___ Given records
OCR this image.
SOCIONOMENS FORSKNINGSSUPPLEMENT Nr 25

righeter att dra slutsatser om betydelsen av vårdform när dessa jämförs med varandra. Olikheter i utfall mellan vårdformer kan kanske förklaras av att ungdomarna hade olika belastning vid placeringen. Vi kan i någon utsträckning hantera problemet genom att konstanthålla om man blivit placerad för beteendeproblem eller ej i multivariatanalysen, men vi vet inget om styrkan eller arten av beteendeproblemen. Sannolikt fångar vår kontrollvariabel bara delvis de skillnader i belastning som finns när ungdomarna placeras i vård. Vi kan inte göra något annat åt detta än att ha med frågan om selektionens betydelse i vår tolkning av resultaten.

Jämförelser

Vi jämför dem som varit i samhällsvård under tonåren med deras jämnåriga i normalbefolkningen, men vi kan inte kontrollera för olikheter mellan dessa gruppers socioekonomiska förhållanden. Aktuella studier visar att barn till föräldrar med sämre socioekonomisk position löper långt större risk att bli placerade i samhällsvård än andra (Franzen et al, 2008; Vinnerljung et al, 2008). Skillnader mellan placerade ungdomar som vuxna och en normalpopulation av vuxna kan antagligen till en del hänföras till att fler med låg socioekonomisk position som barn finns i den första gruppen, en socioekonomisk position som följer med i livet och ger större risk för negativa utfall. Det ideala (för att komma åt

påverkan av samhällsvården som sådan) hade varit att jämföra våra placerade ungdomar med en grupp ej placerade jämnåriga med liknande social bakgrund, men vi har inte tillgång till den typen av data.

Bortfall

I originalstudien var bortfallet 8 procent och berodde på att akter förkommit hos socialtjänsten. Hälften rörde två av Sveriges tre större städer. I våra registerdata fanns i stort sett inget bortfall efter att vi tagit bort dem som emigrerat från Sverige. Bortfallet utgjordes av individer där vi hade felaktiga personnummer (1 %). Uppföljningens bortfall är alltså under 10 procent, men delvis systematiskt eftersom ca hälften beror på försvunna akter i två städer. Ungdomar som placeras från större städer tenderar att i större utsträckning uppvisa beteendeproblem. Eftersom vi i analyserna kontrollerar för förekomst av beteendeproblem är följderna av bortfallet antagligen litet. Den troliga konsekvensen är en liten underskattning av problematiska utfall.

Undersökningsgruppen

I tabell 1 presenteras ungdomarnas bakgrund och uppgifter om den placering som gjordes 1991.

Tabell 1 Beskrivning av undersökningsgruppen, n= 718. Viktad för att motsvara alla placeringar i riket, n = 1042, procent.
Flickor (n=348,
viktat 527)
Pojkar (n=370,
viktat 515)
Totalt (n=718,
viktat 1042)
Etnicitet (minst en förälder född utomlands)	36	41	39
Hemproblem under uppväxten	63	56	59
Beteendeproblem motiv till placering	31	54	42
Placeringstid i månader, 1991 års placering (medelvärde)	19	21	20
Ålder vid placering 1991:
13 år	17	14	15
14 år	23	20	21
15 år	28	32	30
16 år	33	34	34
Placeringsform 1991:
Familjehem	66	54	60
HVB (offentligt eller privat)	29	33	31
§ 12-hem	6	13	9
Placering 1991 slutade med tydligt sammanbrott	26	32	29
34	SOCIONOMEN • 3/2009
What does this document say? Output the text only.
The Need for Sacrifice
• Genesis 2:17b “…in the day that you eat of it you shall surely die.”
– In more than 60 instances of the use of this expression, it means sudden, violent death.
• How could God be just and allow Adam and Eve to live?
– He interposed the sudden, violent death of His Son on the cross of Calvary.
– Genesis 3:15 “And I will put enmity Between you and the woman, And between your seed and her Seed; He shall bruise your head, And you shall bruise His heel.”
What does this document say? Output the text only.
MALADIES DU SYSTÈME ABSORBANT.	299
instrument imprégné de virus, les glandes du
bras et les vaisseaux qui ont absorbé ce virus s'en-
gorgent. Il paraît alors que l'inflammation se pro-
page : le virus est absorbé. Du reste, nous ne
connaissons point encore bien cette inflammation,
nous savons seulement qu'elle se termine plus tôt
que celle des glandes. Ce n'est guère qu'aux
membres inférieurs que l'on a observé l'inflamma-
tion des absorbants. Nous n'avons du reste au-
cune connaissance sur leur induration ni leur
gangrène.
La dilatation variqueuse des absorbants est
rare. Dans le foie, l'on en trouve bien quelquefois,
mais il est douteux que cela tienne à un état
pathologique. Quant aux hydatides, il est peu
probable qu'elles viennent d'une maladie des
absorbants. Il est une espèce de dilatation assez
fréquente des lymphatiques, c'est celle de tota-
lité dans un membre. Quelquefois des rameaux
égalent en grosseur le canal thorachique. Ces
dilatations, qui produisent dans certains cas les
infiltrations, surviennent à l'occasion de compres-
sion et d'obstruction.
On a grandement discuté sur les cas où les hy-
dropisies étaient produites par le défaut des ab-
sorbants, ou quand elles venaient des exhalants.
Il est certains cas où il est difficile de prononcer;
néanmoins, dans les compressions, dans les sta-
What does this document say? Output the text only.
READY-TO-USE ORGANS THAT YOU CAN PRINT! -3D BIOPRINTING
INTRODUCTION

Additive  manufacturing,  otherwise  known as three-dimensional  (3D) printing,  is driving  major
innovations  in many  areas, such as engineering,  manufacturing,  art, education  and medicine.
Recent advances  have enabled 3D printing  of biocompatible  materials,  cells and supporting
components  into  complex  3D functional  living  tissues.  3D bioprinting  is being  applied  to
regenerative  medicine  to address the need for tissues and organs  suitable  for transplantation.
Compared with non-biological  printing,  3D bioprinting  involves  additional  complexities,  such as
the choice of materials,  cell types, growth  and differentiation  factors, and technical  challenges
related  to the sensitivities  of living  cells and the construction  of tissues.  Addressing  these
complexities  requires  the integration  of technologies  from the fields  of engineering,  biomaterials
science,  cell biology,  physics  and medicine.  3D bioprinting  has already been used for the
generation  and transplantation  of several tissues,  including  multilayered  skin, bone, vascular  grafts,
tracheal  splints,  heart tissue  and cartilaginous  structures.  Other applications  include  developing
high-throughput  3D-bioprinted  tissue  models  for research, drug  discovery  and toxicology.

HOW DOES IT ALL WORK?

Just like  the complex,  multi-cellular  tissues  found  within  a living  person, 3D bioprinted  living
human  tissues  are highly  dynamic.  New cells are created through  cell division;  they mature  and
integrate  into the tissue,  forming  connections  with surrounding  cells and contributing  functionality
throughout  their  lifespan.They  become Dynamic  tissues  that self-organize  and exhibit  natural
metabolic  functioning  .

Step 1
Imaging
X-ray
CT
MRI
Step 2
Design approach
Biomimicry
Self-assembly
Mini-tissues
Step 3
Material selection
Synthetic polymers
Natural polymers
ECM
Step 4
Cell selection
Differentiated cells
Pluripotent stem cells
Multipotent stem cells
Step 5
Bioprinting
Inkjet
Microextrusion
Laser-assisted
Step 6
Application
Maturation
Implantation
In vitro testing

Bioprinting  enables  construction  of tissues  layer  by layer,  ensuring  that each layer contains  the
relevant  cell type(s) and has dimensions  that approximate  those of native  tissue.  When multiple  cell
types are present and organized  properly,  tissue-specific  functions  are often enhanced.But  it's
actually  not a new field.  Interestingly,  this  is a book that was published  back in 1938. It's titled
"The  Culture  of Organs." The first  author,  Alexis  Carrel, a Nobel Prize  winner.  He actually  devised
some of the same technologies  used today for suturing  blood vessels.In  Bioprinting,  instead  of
______
Every entry must be quoted exactly as it appears above.

Result for this task:
OCR this image.
SOCIONOMENS FORSKNINGSSUPPLEMENT Nr 25

righeter att dra slutsatser om betydelsen av vårdform när dessa jämförs med varandra. Olikheter i utfall mellan vårdformer kan kanske förklaras av att ungdomarna hade olika belastning vid placeringen. Vi kan i någon utsträckning hantera problemet genom att konstanthålla om man blivit placerad för beteendeproblem eller ej i multivariatanalysen, men vi vet inget om styrkan eller arten av beteendeproblemen. Sannolikt fångar vår kontrollvariabel bara delvis de skillnader i belastning som finns när ungdomarna placeras i vård. Vi kan inte göra något annat åt detta än att ha med frågan om selektionens betydelse i vår tolkning av resultaten.

Jämförelser

Vi jämför dem som varit i samhällsvård under tonåren med deras jämnåriga i normalbefolkningen, men vi kan inte kontrollera för olikheter mellan dessa gruppers socioekonomiska förhållanden. Aktuella studier visar att barn till föräldrar med sämre socioekonomisk position löper långt större risk att bli placerade i samhällsvård än andra (Franzen et al, 2008; Vinnerljung et al, 2008). Skillnader mellan placerade ungdomar som vuxna och en normalpopulation av vuxna kan antagligen till en del hänföras till att fler med låg socioekonomisk position som barn finns i den första gruppen, en socioekonomisk position som följer med i livet och ger större risk för negativa utfall. Det ideala (för att komma åt

påverkan av samhällsvården som sådan) hade varit att jämföra våra placerade ungdomar med en grupp ej placerade jämnåriga med liknande social bakgrund, men vi har inte tillgång till den typen av data.

Bortfall

I originalstudien var bortfallet 8 procent och berodde på att akter förkommit hos socialtjänsten. Hälften rörde två av Sveriges tre större städer. I våra registerdata fanns i stort sett inget bortfall efter att vi tagit bort dem som emigrerat från Sverige. Bortfallet utgjordes av individer där vi hade felaktiga personnummer (1 %). Uppföljningens bortfall är alltså under 10 procent, men delvis systematiskt eftersom ca hälften beror på försvunna akter i två städer. Ungdomar som placeras från större städer tenderar att i större utsträckning uppvisa beteendeproblem. Eftersom vi i analyserna kontrollerar för förekomst av beteendeproblem är följderna av bortfallet antagligen litet. Den troliga konsekvensen är en liten underskattning av problematiska utfall.

Undersökningsgruppen

I tabell 1 presenteras ungdomarnas bakgrund och uppgifter om den placering som gjordes 1991.

Tabell 1 Beskrivning av undersökningsgruppen, n= 718. Viktad för att motsvara alla placeringar i riket, n = 1042, procent.
Flickor (n=348,
viktat 527)
Pojkar (n=370,
viktat 515)
Totalt (n=718,
viktat 1042)
Etnicitet (minst en förälder född utomlands)	36	41	39
Hemproblem under uppväxten	63	56	59
Beteendeproblem motiv till placering	31	54	42
Placeringstid i månader, 1991 års placering (medelvärde)	19	21	20
Ålder vid placering 1991:
13 år	17	14	15
14 år	23	20	21
15 år	28	32	30
16 år	33	34	34
Placeringsform 1991:
Familjehem	66	54	60
HVB (offentligt eller privat)	29	33	31
§ 12-hem	6	13	9
Placering 1991 slutade med tydligt sammanbrott	26	32	29
34	SOCIONOMEN • 3/2009
What does this document say? Output the text only.
The Need for Sacrifice
• Genesis 2:17b “…in the day that you eat of it you shall surely die.”
– In more than 60 instances of the use of this expression, it means sudden, violent death.
• How could God be just and allow Adam and Eve to live?
– He interposed the sudden, violent death of His Son on the cross of Calvary.
– Genesis 3:15 “And I will put enmity Between you and the woman, And between your seed and her Seed; He shall bruise your head, And you shall bruise His heel.”
What does this document say? Output the text only.
MALADIES DU SYSTÈME ABSORBANT.	299
instrument imprégné de virus, les glandes du
bras et les vaisseaux qui ont absorbé ce virus s'en-
gorgent. Il paraît alors que l'inflammation se pro-
page : le virus est absorbé. Du reste, nous ne
connaissons point encore bien cette inflammation,
nous savons seulement qu'elle se termine plus tôt
que celle des glandes. Ce n'est guère qu'aux
membres inférieurs que l'on a observé l'inflamma-
tion des absorbants. Nous n'avons du reste au-
cune connaissance sur leur induration ni leur
gangrène.
La dilatation variqueuse des absorbants est
rare. Dans le foie, l'on en trouve bien quelquefois,
mais il est douteux que cela tienne à un état
pathologique. Quant aux hydatides, il est peu
probable qu'elles viennent d'une maladie des
absorbants. Il est une espèce de dilatation assez
fréquente des lymphatiques, c'est celle de tota-
lité dans un membre. Quelquefois des rameaux
égalent en grosseur le canal thorachique. Ces
dilatations, qui produisent dans certains cas les
infiltrations, surviennent à l'occasion de compres-
sion et d'obstruction.
On a grandement discuté sur les cas où les hy-
dropisies étaient produites par le défaut des ab-
sorbants, ou quand elles venaient des exhalants.
Il est certains cas où il est difficile de prononcer;
néanmoins, dans les compressions, dans les sta-
What does this document say? Output the text only.
READY-TO-USE ORGANS THAT YOU CAN PRINT! -3D BIOPRINTING
INTRODUCTION

Additive  manufacturing,  otherwise  known as three-dimensional  (3D) printing,  is driving  major
innovations  in many  areas, such as engineering,  manufacturing,  art, education  and medicine.
Recent advances  have enabled 3D printing  of biocompatible  materials,  cells and supporting
components  into  complex  3D functional  living  tissues.  3D bioprinting  is being  applied  to
regenerative  medicine  to address the need for tissues and organs  suitable  for transplantation.
Compared with non-biological  printing,  3D bioprinting  involves  additional  complexities,  such as
the choice of materials,  cell types, growth  and differentiation  factors, and technical  challenges
related  to the sensitivities  of living  cells and the construction  of tissues.  Addressing  these
complexities  requires  the integration  of technologies  from the fields  of engineering,  biomaterials
science,  cell biology,  physics  and medicine.  3D bioprinting  has already been used for the
generation  and transplantation  of several tissues,  including  multilayered  skin, bone, vascular  grafts,
tracheal  splints,  heart tissue  and cartilaginous  structures.  Other applications  include  developing
high-throughput  3D-bioprinted  tissue  models  for research, drug  discovery  and toxicology.

HOW DOES IT ALL WORK?

Just like  the complex,  multi-cellular  tissues  found  within  a living  person, 3D bioprinted  living
human  tissues  are highly  dynamic.  New cells are created through  cell division;  they mature  and
integrate  into the tissue,  forming  connections  with surrounding  cells and contributing  functionality
throughout  their  lifespan.They  become Dynamic  tissues  that self-organize  and exhibit  natural
metabolic  functioning  .

Step 1
Imaging
X-ray
CT
MRI
Step 2
Design approach
Biomimicry
Self-assembly
Mini-tissues
Step 3
Material selection
Synthetic polymers
Natural polymers
ECM
Step 4
Cell selection
Differentiated cells
Pluripotent stem cells
Multipotent stem cells
Step 5
Bioprinting
Inkjet
Microextrusion
Laser-assisted
Step 6
Application
Maturation
Implantation
In vitro testing

Bioprinting  enables  construction  of tissues  layer  by layer,  ensuring  that each layer contains  the
relevant  cell type(s) and has dimensions  that approximate  those of native  tissue.  When multiple  cell
types are present and organized  properly,  tissue-specific  functions  are often enhanced.But  it's
actually  not a new field.  Interestingly,  this  is a book that was published  back in 1938. It's titled
"The  Culture  of Organs." The first  author,  Alexis  Carrel, a Nobel Prize  winner.  He actually  devised
some of the same technologies  used today for suturing  blood vessels.In  Bioprinting,  instead  of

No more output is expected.